*Exercise instructions*:
Collect the lines of the entries where "associated" shows up.

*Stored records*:
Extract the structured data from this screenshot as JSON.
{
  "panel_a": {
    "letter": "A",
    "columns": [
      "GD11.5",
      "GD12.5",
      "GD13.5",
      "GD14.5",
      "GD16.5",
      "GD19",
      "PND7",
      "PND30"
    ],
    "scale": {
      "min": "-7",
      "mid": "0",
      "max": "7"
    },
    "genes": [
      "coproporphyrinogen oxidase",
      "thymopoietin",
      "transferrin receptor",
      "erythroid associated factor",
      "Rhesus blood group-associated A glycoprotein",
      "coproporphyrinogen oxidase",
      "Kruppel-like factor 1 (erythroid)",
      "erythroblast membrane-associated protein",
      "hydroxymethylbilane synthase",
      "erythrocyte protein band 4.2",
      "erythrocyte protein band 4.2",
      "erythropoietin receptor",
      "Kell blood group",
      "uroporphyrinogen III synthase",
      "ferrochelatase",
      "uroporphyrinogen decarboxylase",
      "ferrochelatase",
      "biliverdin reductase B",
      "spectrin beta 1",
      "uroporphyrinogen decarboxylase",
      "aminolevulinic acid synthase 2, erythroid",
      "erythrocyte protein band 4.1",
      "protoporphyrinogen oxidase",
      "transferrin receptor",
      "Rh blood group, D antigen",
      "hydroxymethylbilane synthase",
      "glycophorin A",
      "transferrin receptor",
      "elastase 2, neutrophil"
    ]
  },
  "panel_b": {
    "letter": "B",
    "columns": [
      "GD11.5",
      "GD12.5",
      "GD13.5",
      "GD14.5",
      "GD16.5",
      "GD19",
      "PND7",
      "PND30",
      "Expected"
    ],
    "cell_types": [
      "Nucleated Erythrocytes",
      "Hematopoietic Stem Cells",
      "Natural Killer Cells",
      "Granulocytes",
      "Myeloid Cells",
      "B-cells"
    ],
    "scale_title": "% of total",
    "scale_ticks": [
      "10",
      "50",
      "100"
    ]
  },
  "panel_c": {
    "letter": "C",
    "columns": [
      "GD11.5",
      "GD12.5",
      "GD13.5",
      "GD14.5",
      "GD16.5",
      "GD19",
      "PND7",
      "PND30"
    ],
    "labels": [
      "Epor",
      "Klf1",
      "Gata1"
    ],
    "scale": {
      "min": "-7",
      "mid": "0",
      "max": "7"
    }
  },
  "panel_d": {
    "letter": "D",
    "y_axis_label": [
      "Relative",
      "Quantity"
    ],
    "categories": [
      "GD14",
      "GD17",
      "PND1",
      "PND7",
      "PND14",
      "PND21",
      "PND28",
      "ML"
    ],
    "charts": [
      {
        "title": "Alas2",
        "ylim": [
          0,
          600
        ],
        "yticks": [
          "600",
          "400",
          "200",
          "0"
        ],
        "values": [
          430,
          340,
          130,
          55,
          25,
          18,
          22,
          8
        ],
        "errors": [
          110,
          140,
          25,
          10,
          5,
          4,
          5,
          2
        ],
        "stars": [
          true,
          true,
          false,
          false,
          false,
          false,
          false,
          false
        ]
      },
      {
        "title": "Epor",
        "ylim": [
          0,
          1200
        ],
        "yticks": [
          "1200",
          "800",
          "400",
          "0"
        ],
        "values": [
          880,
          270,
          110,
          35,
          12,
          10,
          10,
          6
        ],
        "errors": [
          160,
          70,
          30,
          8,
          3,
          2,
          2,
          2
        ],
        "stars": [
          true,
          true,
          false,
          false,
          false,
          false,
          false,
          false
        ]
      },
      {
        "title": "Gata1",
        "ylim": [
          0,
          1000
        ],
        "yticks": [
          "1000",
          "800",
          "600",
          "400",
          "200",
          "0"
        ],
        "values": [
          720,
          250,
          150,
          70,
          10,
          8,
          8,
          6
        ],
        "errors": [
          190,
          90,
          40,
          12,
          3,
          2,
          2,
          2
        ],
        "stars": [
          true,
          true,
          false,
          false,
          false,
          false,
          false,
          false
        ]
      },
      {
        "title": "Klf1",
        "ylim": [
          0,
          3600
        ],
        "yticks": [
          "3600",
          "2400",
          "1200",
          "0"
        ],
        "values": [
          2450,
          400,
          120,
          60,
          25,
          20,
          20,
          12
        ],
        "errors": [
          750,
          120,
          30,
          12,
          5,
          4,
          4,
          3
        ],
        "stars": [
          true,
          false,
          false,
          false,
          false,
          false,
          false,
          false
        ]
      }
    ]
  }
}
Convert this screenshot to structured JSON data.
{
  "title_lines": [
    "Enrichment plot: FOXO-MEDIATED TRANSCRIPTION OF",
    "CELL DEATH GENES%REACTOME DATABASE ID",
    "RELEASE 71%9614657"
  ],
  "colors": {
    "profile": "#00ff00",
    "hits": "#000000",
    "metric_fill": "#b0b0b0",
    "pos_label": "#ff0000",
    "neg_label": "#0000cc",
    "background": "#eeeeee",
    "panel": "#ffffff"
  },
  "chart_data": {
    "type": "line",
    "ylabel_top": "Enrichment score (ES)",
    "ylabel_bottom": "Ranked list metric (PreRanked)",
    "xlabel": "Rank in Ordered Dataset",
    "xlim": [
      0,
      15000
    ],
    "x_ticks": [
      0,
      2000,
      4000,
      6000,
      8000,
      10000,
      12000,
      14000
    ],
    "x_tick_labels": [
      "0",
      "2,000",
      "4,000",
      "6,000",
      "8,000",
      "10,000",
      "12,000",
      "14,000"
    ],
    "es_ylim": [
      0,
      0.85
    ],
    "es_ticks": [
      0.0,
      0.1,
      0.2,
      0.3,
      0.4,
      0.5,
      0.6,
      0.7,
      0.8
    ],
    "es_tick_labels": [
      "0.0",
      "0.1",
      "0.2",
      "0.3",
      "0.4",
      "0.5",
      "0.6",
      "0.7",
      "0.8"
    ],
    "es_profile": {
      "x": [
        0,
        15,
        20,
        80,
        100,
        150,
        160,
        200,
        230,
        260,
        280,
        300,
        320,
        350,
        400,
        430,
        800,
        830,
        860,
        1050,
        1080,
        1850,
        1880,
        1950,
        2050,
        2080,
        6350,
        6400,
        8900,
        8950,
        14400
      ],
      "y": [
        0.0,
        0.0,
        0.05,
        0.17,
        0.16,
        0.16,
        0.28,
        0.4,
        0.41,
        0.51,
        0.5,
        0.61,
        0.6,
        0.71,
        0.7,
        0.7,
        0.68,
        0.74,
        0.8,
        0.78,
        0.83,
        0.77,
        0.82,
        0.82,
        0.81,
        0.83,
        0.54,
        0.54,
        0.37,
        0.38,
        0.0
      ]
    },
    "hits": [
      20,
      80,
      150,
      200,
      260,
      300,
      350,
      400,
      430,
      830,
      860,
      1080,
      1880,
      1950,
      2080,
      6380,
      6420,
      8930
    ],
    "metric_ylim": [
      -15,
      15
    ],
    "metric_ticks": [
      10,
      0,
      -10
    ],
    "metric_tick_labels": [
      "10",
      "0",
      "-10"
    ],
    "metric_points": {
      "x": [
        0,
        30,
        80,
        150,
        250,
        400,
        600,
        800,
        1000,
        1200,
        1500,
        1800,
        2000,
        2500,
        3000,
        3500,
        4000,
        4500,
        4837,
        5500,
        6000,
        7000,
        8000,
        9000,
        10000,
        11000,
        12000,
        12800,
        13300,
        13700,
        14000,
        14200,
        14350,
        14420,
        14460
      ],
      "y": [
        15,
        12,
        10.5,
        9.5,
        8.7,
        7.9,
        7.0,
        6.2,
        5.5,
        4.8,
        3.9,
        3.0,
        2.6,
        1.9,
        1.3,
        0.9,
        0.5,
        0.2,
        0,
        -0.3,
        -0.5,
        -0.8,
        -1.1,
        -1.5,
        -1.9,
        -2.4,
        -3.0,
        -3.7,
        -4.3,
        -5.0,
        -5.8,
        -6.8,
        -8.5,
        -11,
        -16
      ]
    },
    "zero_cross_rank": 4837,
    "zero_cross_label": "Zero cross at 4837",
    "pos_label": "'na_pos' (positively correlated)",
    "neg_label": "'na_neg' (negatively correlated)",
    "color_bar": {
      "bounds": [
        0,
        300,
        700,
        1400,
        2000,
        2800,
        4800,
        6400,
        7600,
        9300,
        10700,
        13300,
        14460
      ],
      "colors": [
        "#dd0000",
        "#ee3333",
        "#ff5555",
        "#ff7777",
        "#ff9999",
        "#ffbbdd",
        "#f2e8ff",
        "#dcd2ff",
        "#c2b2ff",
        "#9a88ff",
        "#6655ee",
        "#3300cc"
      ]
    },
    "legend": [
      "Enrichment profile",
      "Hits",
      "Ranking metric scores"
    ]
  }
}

*Response to this exercise*:
      "erythroid associated factor",
      "Rhesus blood group-associated A glycoprotein",
      "erythroblast membrane-associated protein",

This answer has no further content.